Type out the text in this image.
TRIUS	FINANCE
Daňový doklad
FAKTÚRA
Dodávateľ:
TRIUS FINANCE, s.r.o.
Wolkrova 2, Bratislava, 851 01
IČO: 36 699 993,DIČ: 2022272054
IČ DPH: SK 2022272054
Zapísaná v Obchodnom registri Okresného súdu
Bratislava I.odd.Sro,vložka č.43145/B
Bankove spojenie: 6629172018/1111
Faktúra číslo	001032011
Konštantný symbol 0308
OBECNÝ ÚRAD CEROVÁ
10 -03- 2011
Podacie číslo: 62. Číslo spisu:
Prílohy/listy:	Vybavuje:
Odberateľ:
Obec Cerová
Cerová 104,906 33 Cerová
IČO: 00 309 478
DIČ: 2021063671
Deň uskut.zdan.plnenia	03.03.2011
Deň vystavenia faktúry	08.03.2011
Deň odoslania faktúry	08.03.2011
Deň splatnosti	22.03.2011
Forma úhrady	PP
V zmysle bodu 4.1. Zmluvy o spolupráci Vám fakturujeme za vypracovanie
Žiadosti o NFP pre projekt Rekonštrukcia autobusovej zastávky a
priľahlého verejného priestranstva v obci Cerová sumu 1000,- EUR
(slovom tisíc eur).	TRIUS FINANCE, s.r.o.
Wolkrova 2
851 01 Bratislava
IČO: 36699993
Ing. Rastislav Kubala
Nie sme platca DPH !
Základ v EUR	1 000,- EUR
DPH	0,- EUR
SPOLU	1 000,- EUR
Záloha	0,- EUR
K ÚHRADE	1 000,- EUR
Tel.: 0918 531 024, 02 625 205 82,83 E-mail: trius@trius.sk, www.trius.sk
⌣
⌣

* [TASK TO COMPLETE]
Copy all of the data. Keep every word exactly as it is.

* [FULL OUTPUT]
Type out the text in this image.
TRIUS	FINANCE
Daňový doklad
FAKTÚRA
Dodávateľ:
TRIUS FINANCE, s.r.o.
Wolkrova 2, Bratislava, 851 01
IČO: 36 699 993,DIČ: 2022272054
IČ DPH: SK 2022272054
Zapísaná v Obchodnom registri Okresného súdu
Bratislava I.odd.Sro,vložka č.43145/B
Bankove spojenie: 6629172018/1111
Faktúra číslo	001032011
Konštantný symbol 0308
OBECNÝ ÚRAD CEROVÁ
10 -03- 2011
Podacie číslo: 62. Číslo spisu:
Prílohy/listy:	Vybavuje:
Odberateľ:
Obec Cerová
Cerová 104,906 33 Cerová
IČO: 00 309 478
DIČ: 2021063671
Deň uskut.zdan.plnenia	03.03.2011
Deň vystavenia faktúry	08.03.2011
Deň odoslania faktúry	08.03.2011
Deň splatnosti	22.03.2011
Forma úhrady	PP
V zmysle bodu 4.1. Zmluvy o spolupráci Vám fakturujeme za vypracovanie
Žiadosti o NFP pre projekt Rekonštrukcia autobusovej zastávky a
priľahlého verejného priestranstva v obci Cerová sumu 1000,- EUR
(slovom tisíc eur).	TRIUS FINANCE, s.r.o.
Wolkrova 2
851 01 Bratislava
IČO: 36699993
Ing. Rastislav Kubala
Nie sme platca DPH !
Základ v EUR	1 000,- EUR
DPH	0,- EUR
SPOLU	1 000,- EUR
Záloha	0,- EUR
K ÚHRADE	1 000,- EUR
Tel.: 0918 531 024, 02 625 205 82,83 E-mail: trius@trius.sk, www.trius.sk
⌣
⌣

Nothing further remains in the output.